-- START OF DATA FOR THIS EXERCISE --

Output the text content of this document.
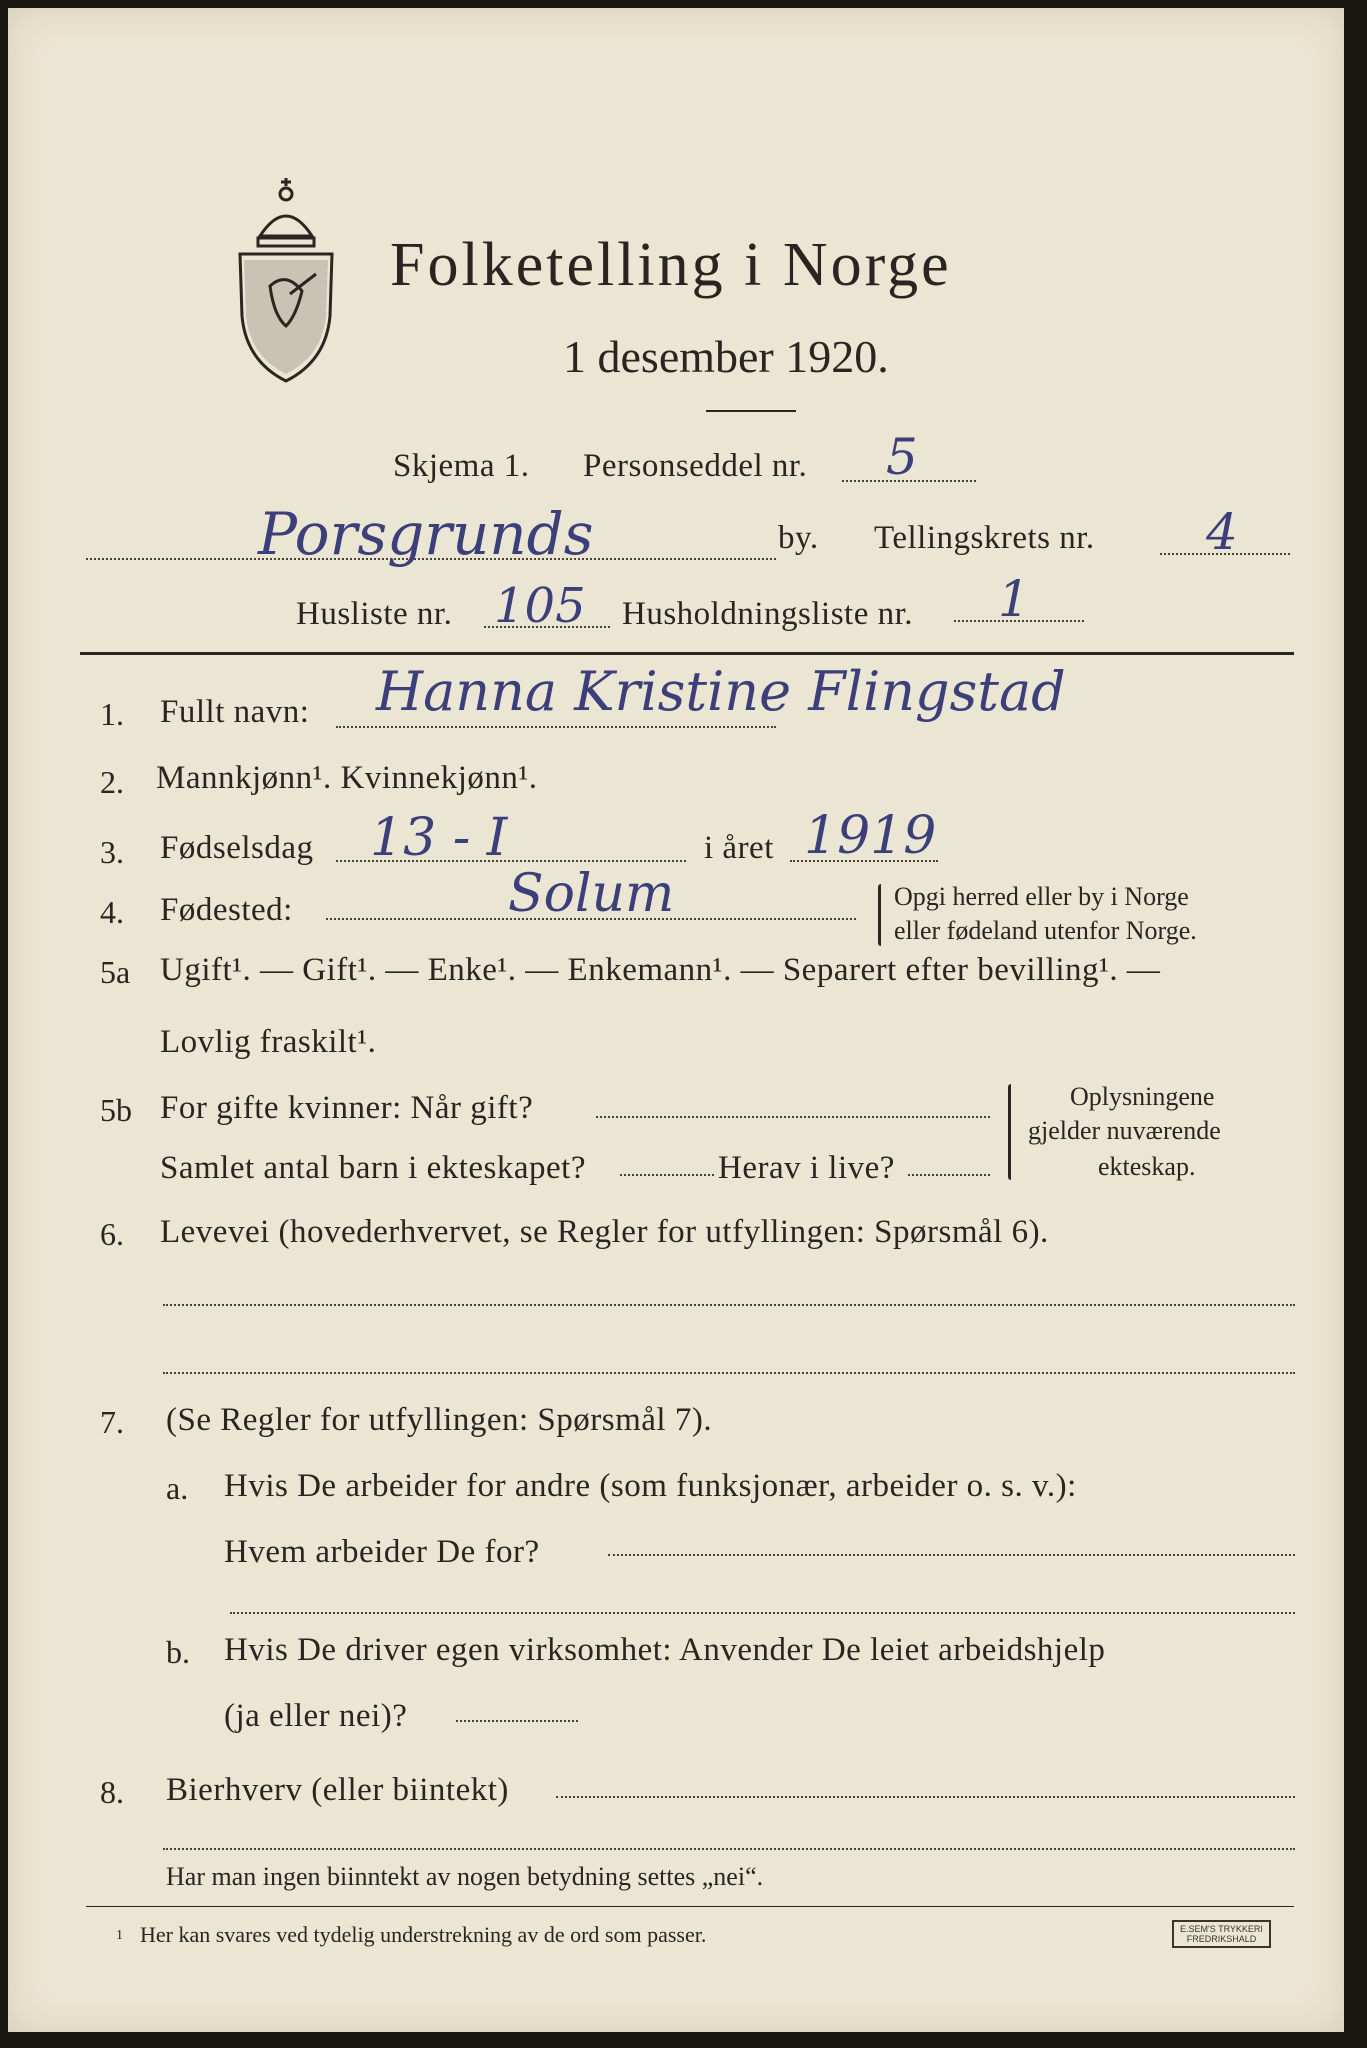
Folketelling i Norge
1 desember 1920.
Skjema 1. Personseddel nr. 5
Porsgrunds	by. Tellingskrets nr. 4
Husliste nr. 105 Husholdningsliste nr. 1
1. Fullt navn: Hanna Kristine Flingstad
2. Mannkjønn¹. Kvinnekjønn¹.
3. Fødselsdag 13 - I	i året 1919
4. Fødested:	Solum	Opgi herred eller by i Norge
eller fødeland utenfor Norge.
5a Ugift¹. — Gift¹. — Enke¹. — Enkemann¹. — Separert efter bevilling¹. —
Lovlig fraskilt¹.
5b For gifte kvinner: Når gift?
Samlet antal barn i ekteskapet?	Herav i live?
Oplysningene
gjelder nuværende
ekteskap.
6. Levevei (hovederhvervet, se Regler for utfyllingen: Spørsmål 6).
7. (Se Regler for utfyllingen: Spørsmål 7).
a. Hvis De arbeider for andre (som funksjonær, arbeider o. s. v.):
Hvem arbeider De for?
b. Hvis De driver egen virksomhet: Anvender De leiet arbeidshjelp
(ja eller nei)?
8. Bierhverv (eller biintekt)
Har man ingen biinntekt av nogen betydning settes „nei“.
1 Her kan svares ved tydelig understrekning av de ord som passer.	E.SEM'S TRYKKERI
FREDRIKSHALD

-- END OF DATA FOR THIS EXERCISE --

Which lines hold the word "utfyllingen"? Copy all of them.

6. Levevei (hovederhvervet, se Regler for utfyllingen: Spørsmål 6).
7. (Se Regler for utfyllingen: Spørsmål 7).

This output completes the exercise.